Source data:
***

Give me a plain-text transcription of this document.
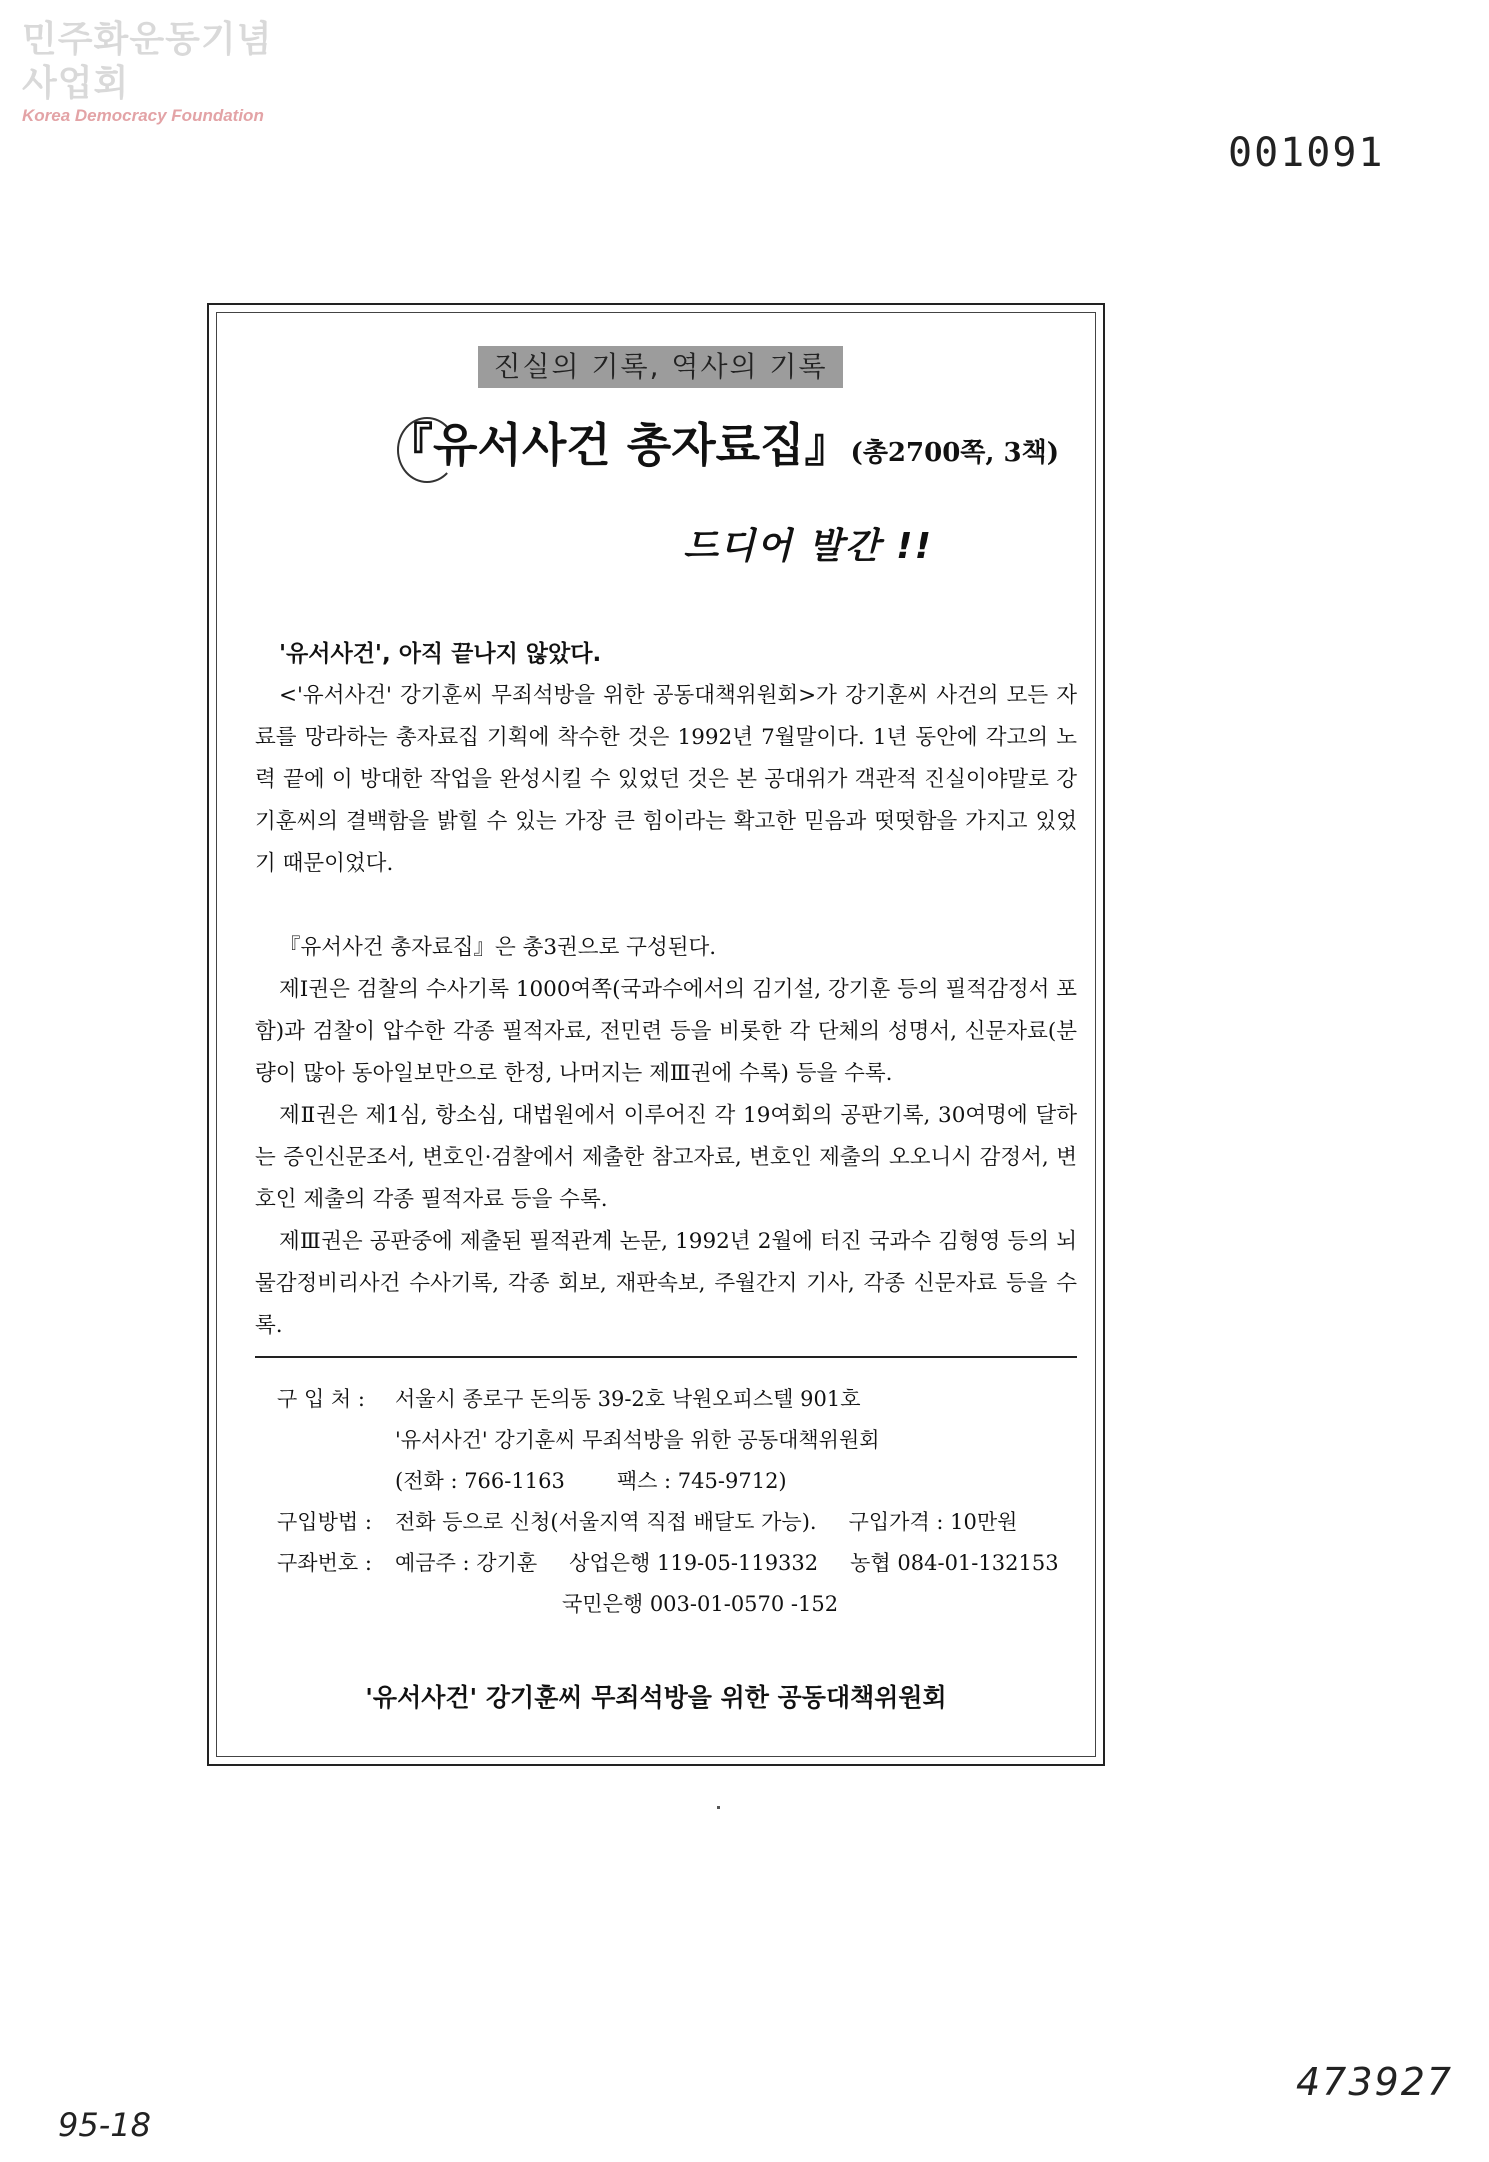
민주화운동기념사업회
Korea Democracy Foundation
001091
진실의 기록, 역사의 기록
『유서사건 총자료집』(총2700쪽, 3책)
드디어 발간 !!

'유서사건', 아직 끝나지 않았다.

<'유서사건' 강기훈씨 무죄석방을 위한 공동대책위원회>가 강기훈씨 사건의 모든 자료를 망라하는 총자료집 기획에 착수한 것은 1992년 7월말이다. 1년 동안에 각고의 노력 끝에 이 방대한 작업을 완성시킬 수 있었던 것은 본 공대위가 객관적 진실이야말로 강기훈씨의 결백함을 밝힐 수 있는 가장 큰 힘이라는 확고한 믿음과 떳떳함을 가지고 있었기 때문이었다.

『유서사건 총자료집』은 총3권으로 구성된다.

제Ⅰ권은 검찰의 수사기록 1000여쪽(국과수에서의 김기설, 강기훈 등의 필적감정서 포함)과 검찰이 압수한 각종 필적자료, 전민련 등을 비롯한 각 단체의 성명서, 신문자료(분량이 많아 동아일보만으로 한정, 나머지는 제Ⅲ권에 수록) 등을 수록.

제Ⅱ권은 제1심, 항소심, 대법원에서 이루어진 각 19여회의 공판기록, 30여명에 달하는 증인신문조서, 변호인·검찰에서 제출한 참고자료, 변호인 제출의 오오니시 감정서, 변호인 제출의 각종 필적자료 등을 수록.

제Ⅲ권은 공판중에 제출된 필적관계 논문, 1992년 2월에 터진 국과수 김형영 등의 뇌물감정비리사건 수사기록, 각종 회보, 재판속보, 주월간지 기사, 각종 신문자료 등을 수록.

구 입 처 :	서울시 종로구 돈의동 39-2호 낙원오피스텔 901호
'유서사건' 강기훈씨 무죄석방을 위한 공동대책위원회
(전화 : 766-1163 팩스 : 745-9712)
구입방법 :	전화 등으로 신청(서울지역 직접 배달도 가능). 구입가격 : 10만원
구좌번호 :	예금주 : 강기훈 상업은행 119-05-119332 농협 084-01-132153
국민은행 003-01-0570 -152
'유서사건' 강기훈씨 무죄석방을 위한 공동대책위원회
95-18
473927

***

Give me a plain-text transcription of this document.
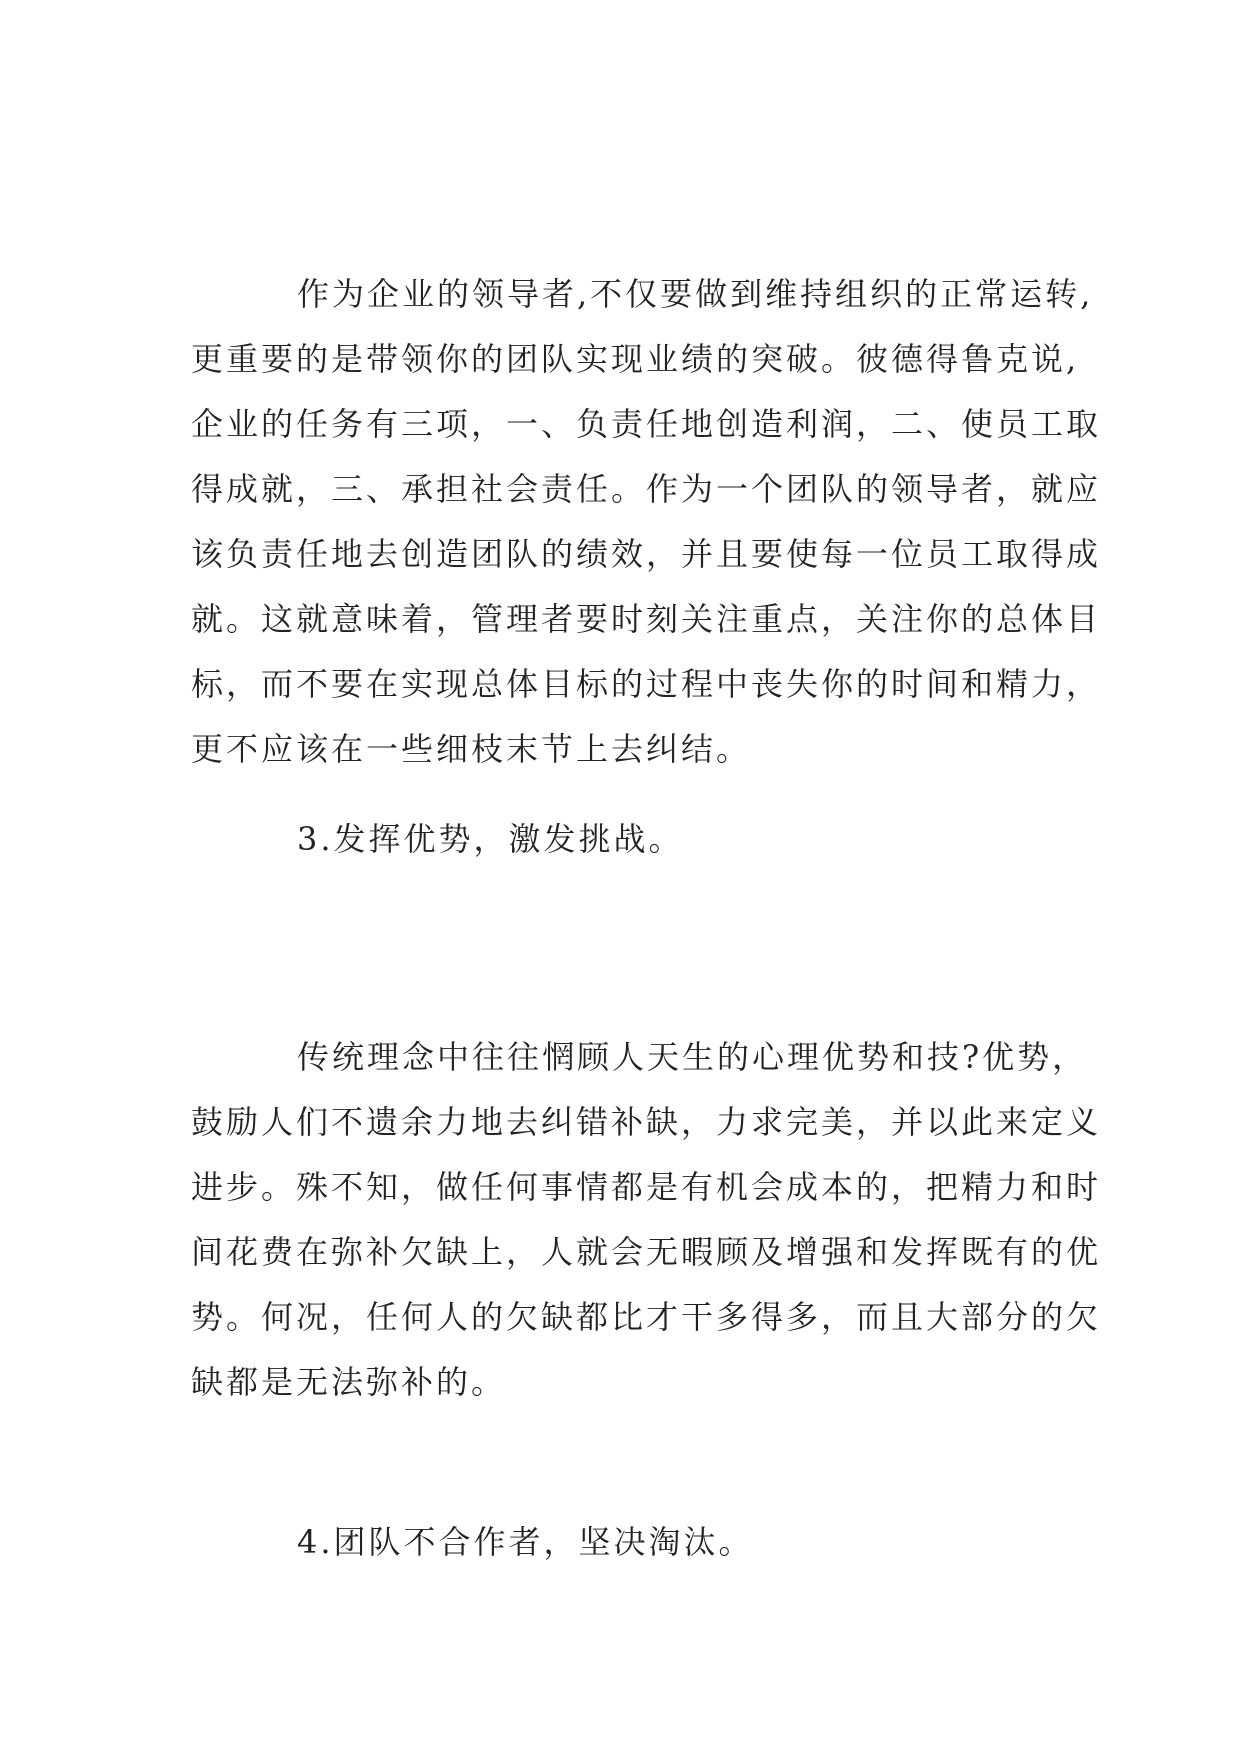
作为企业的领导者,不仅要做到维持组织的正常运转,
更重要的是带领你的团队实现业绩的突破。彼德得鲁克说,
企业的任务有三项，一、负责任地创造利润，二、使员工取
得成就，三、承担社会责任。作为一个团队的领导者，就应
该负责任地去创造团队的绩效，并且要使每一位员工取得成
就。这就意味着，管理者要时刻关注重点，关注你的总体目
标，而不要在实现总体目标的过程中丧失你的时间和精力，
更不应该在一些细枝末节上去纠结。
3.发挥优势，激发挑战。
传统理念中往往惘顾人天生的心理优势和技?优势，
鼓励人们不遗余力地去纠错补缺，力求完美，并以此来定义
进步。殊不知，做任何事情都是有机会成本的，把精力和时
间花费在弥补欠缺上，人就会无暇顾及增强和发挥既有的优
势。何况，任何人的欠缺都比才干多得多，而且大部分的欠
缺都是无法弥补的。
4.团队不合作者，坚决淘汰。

***

**WRITTEN EXERCISE**
The required answer is a single number: the count of lines in the entries that hold the string "신문자료".

**COMPLETE RESPONSE**
2